[What this task involves] Only a number is wanted: how many lines of the entries include the string "Fixed"?

[Data entries]
_ _ _ _ _ _ _

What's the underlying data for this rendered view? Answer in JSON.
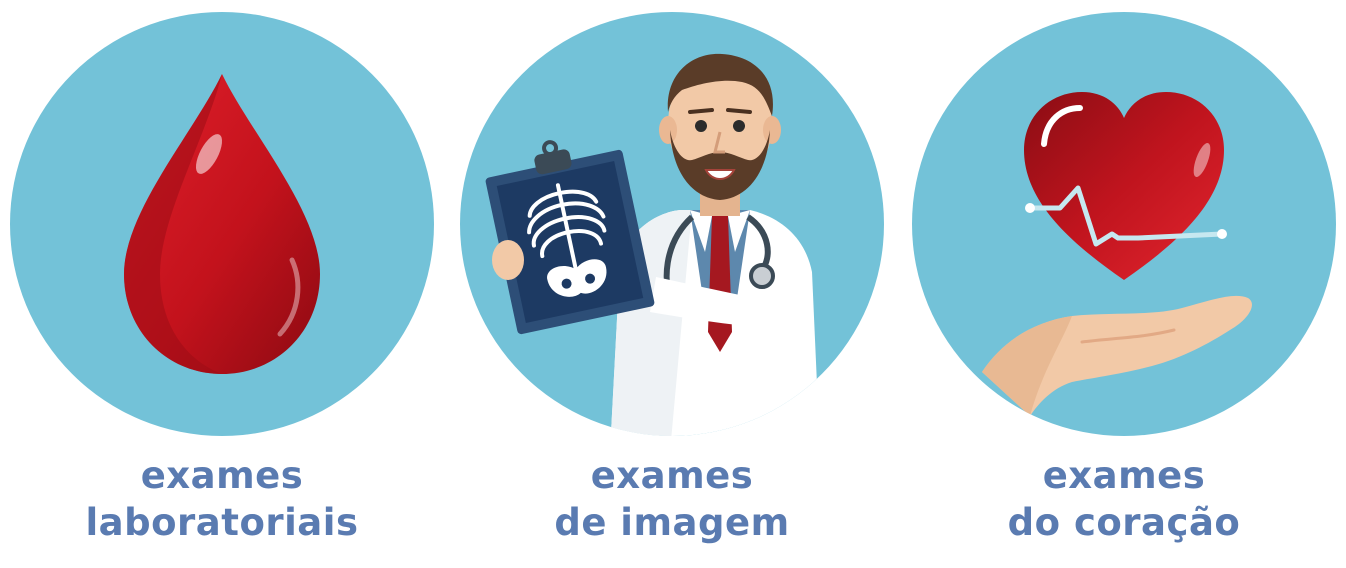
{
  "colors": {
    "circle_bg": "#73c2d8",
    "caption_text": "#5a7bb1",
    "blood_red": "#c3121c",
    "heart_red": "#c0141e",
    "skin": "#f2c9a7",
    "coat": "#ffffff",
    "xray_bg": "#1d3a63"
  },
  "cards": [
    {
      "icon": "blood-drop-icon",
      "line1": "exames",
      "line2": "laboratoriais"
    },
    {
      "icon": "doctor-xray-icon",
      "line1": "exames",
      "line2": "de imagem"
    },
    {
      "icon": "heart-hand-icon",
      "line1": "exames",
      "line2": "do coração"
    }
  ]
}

_ _ _ _ _ _ _

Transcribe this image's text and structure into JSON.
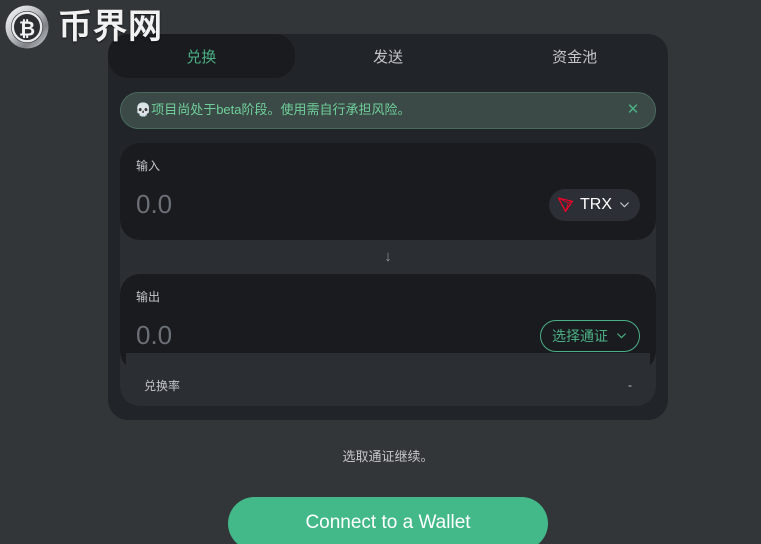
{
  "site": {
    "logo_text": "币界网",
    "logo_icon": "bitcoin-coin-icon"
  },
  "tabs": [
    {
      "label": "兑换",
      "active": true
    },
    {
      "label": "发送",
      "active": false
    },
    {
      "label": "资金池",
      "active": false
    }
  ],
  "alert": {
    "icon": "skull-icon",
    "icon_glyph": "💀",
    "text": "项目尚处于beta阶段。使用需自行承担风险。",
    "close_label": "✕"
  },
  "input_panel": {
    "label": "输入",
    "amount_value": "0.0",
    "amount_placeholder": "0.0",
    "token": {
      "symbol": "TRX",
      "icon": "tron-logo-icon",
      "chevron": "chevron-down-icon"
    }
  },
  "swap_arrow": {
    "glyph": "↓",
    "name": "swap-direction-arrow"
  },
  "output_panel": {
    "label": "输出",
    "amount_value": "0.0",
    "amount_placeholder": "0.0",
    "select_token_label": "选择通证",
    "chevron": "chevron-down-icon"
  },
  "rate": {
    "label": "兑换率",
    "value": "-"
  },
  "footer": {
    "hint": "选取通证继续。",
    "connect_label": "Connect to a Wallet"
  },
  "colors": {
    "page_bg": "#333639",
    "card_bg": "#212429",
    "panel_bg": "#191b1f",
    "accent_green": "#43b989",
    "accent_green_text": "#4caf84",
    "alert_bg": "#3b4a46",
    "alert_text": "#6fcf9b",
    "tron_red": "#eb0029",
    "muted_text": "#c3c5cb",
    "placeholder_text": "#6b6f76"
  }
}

_ _ _ _ _ _ _

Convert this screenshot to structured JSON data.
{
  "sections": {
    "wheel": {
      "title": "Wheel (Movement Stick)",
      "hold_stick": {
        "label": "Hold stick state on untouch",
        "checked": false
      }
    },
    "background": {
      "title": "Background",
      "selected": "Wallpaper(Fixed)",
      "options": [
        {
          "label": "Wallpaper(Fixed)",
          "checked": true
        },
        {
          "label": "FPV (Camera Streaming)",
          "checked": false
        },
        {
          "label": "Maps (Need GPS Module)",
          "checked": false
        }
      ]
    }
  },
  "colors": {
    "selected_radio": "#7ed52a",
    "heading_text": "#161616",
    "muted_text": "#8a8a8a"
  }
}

_ _ _ _ _ _ _

[Answer to the exercise] 2